Records from a dataset
◇ ◇ ◇ ◇ ◇
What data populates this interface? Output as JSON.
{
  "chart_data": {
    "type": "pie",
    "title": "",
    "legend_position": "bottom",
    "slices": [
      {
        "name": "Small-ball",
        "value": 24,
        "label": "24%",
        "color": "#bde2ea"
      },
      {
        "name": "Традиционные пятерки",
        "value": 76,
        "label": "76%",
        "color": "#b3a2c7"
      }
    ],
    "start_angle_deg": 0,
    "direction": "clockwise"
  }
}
◇ ◇ ◇ ◇ ◇
● **Problem to solve**: Repeat each record exactly. Omit nothing.

● **Expected answer**:
What data populates this interface? Output as JSON.
{
  "chart_data": {
    "type": "pie",
    "title": "",
    "legend_position": "bottom",
    "slices": [
      {
        "name": "Small-ball",
        "value": 24,
        "label": "24%",
        "color": "#bde2ea"
      },
      {
        "name": "Традиционные пятерки",
        "value": 76,
        "label": "76%",
        "color": "#b3a2c7"
      }
    ],
    "start_angle_deg": 0,
    "direction": "clockwise"
  }
}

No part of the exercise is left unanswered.